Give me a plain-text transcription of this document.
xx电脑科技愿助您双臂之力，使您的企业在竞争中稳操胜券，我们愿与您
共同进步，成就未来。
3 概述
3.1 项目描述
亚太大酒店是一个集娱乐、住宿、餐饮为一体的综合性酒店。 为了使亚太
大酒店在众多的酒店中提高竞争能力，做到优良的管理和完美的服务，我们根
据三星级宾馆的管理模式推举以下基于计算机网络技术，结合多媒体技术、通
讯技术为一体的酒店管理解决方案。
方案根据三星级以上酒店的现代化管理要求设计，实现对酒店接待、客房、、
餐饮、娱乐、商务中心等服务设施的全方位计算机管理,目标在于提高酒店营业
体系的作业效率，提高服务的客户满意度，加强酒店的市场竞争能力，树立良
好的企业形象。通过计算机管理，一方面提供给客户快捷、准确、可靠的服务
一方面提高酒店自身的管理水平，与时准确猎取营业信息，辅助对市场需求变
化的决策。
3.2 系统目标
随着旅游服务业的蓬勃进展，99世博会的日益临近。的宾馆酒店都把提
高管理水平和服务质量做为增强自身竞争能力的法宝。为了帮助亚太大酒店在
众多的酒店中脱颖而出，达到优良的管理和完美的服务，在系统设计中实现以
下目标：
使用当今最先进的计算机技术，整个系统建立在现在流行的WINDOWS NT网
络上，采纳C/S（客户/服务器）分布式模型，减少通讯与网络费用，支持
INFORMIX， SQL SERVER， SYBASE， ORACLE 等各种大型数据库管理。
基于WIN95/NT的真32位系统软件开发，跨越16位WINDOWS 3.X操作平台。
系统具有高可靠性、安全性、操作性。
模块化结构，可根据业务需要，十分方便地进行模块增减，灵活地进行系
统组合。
========================================================================
TO DO:
All of the records must be repeated exactly.

IN RESPONSE:
Give me a plain-text transcription of this document.
xx电脑科技愿助您双臂之力，使您的企业在竞争中稳操胜券，我们愿与您
共同进步，成就未来。
3 概述
3.1 项目描述
亚太大酒店是一个集娱乐、住宿、餐饮为一体的综合性酒店。 为了使亚太
大酒店在众多的酒店中提高竞争能力，做到优良的管理和完美的服务，我们根
据三星级宾馆的管理模式推举以下基于计算机网络技术，结合多媒体技术、通
讯技术为一体的酒店管理解决方案。
方案根据三星级以上酒店的现代化管理要求设计，实现对酒店接待、客房、、
餐饮、娱乐、商务中心等服务设施的全方位计算机管理,目标在于提高酒店营业
体系的作业效率，提高服务的客户满意度，加强酒店的市场竞争能力，树立良
好的企业形象。通过计算机管理，一方面提供给客户快捷、准确、可靠的服务
一方面提高酒店自身的管理水平，与时准确猎取营业信息，辅助对市场需求变
化的决策。
3.2 系统目标
随着旅游服务业的蓬勃进展，99世博会的日益临近。的宾馆酒店都把提
高管理水平和服务质量做为增强自身竞争能力的法宝。为了帮助亚太大酒店在
众多的酒店中脱颖而出，达到优良的管理和完美的服务，在系统设计中实现以
下目标：
使用当今最先进的计算机技术，整个系统建立在现在流行的WINDOWS NT网
络上，采纳C/S（客户/服务器）分布式模型，减少通讯与网络费用，支持
INFORMIX， SQL SERVER， SYBASE， ORACLE 等各种大型数据库管理。
基于WIN95/NT的真32位系统软件开发，跨越16位WINDOWS 3.X操作平台。
系统具有高可靠性、安全性、操作性。
模块化结构，可根据业务需要，十分方便地进行模块增减，灵活地进行系
统组合。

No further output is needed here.